YOUR TASK -
Write out the material exactly, with the pictures left out.

══ GIVEN DATA

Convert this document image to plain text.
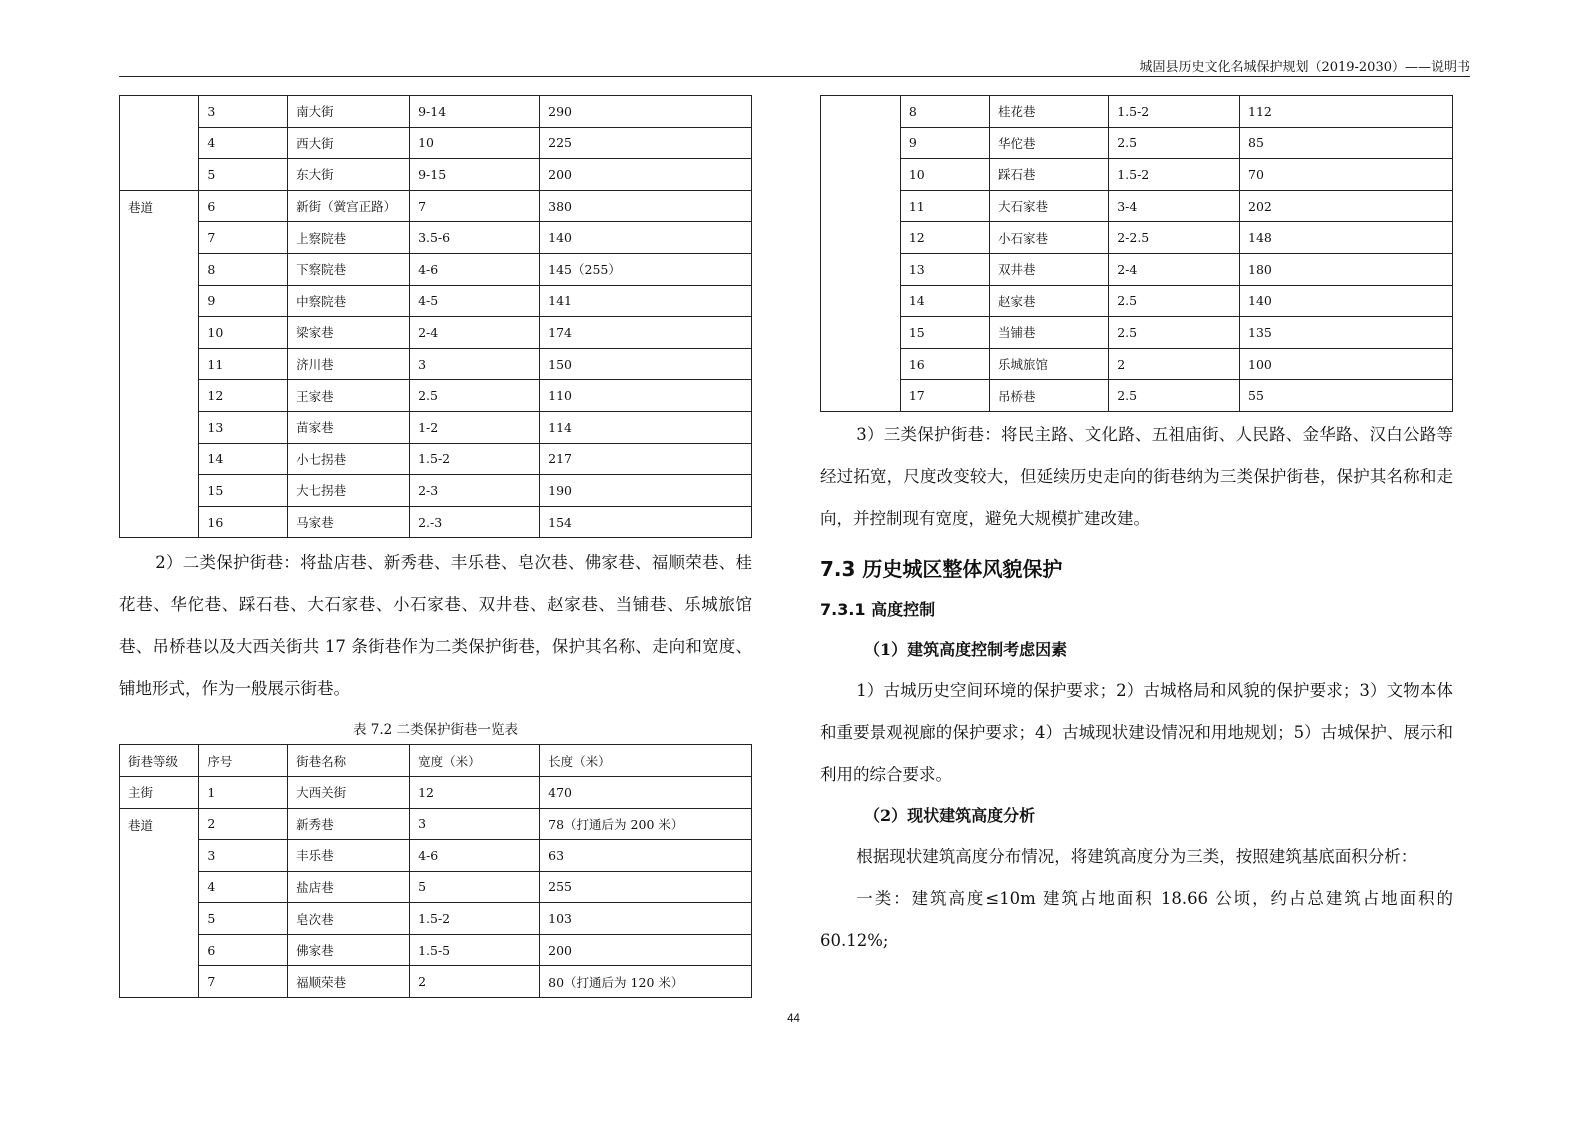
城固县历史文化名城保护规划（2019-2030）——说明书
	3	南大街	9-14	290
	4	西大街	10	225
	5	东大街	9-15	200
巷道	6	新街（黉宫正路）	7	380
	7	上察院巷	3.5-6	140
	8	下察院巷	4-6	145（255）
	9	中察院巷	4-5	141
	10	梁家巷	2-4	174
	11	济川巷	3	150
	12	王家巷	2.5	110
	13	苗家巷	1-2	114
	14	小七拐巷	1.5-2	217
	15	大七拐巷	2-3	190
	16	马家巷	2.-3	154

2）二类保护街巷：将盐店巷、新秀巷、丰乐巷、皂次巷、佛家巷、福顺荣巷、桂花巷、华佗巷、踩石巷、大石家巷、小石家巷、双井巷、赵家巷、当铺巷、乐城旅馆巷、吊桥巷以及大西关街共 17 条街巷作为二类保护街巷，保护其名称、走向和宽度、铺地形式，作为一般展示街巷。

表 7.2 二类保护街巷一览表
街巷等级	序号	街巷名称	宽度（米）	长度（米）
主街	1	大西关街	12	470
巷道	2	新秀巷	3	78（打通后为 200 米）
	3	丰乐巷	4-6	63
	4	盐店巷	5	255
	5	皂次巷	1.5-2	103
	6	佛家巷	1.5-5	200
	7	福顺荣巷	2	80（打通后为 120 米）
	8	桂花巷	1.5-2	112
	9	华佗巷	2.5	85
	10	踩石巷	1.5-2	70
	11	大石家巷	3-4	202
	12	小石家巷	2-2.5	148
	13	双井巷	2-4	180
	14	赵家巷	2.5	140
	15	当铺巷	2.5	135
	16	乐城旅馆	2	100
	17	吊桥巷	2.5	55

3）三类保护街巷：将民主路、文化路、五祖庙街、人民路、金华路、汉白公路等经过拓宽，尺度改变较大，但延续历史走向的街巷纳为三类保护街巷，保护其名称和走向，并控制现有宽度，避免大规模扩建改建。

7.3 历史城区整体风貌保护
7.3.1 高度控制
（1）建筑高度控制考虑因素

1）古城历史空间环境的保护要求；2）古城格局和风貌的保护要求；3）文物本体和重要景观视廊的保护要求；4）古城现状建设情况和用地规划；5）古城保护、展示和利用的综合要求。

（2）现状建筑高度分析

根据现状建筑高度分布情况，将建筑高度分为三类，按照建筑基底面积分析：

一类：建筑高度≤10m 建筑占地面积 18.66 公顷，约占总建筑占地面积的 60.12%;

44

════

WRITTEN REPLY -
Convert this document image to plain text.
城固县历史文化名城保护规划（2019-2030）——说明书
	3	南大街	9-14	290
	4	西大街	10	225
	5	东大街	9-15	200
巷道	6	新街（黉宫正路）	7	380
	7	上察院巷	3.5-6	140
	8	下察院巷	4-6	145（255）
	9	中察院巷	4-5	141
	10	梁家巷	2-4	174
	11	济川巷	3	150
	12	王家巷	2.5	110
	13	苗家巷	1-2	114
	14	小七拐巷	1.5-2	217
	15	大七拐巷	2-3	190
	16	马家巷	2.-3	154

2）二类保护街巷：将盐店巷、新秀巷、丰乐巷、皂次巷、佛家巷、福顺荣巷、桂花巷、华佗巷、踩石巷、大石家巷、小石家巷、双井巷、赵家巷、当铺巷、乐城旅馆巷、吊桥巷以及大西关街共 17 条街巷作为二类保护街巷，保护其名称、走向和宽度、铺地形式，作为一般展示街巷。

表 7.2 二类保护街巷一览表
街巷等级	序号	街巷名称	宽度（米）	长度（米）
主街	1	大西关街	12	470
巷道	2	新秀巷	3	78（打通后为 200 米）
	3	丰乐巷	4-6	63
	4	盐店巷	5	255
	5	皂次巷	1.5-2	103
	6	佛家巷	1.5-5	200
	7	福顺荣巷	2	80（打通后为 120 米）
	8	桂花巷	1.5-2	112
	9	华佗巷	2.5	85
	10	踩石巷	1.5-2	70
	11	大石家巷	3-4	202
	12	小石家巷	2-2.5	148
	13	双井巷	2-4	180
	14	赵家巷	2.5	140
	15	当铺巷	2.5	135
	16	乐城旅馆	2	100
	17	吊桥巷	2.5	55

3）三类保护街巷：将民主路、文化路、五祖庙街、人民路、金华路、汉白公路等经过拓宽，尺度改变较大，但延续历史走向的街巷纳为三类保护街巷，保护其名称和走向，并控制现有宽度，避免大规模扩建改建。

7.3 历史城区整体风貌保护
7.3.1 高度控制
（1）建筑高度控制考虑因素

1）古城历史空间环境的保护要求；2）古城格局和风貌的保护要求；3）文物本体和重要景观视廊的保护要求；4）古城现状建设情况和用地规划；5）古城保护、展示和利用的综合要求。

（2）现状建筑高度分析

根据现状建筑高度分布情况，将建筑高度分为三类，按照建筑基底面积分析：

一类：建筑高度≤10m 建筑占地面积 18.66 公顷，约占总建筑占地面积的 60.12%;

44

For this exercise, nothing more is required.